Copy each line of the data below exactly, leaving out pictures.

(Data excerpts)
^^^^^^^^

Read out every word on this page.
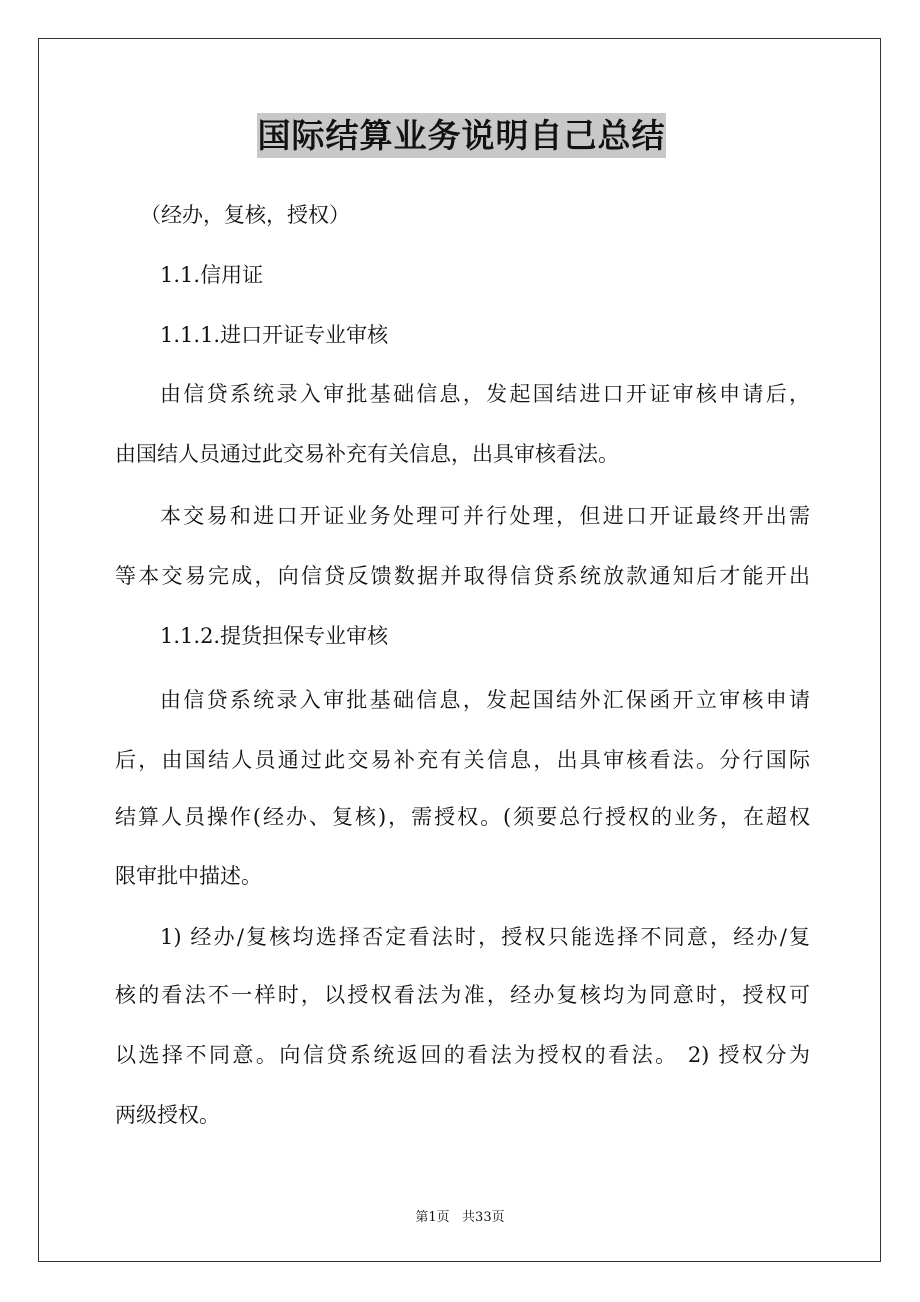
国际结算业务说明自己总结
（经办，复核，授权）
1.1.信用证
1.1.1.进口开证专业审核
由信贷系统录入审批基础信息，发起国结进口开证审核申请后，
由国结人员通过此交易补充有关信息，出具审核看法。
本交易和进口开证业务处理可并行处理，但进口开证最终开出需
等本交易完成，向信贷反馈数据并取得信贷系统放款通知后才能开出
1.1.2.提货担保专业审核
由信贷系统录入审批基础信息，发起国结外汇保函开立审核申请
后，由国结人员通过此交易补充有关信息，出具审核看法。分行国际
结算人员操作(经办、复核)，需授权。(须要总行授权的业务，在超权
限审批中描述。
1) 经办/复核均选择否定看法时，授权只能选择不同意，经办/复
核的看法不一样时，以授权看法为准，经办复核均为同意时，授权可
以选择不同意。向信贷系统返回的看法为授权的看法。 2) 授权分为
两级授权。
第1页   共33页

^^^^^^^^

# [Answer to this task]
Read out every word on this page.
国际结算业务说明自己总结
（经办，复核，授权）
1.1.信用证
1.1.1.进口开证专业审核
由信贷系统录入审批基础信息，发起国结进口开证审核申请后，
由国结人员通过此交易补充有关信息，出具审核看法。
本交易和进口开证业务处理可并行处理，但进口开证最终开出需
等本交易完成，向信贷反馈数据并取得信贷系统放款通知后才能开出
1.1.2.提货担保专业审核
由信贷系统录入审批基础信息，发起国结外汇保函开立审核申请
后，由国结人员通过此交易补充有关信息，出具审核看法。分行国际
结算人员操作(经办、复核)，需授权。(须要总行授权的业务，在超权
限审批中描述。
1) 经办/复核均选择否定看法时，授权只能选择不同意，经办/复
核的看法不一样时，以授权看法为准，经办复核均为同意时，授权可
以选择不同意。向信贷系统返回的看法为授权的看法。 2) 授权分为
两级授权。
第1页   共33页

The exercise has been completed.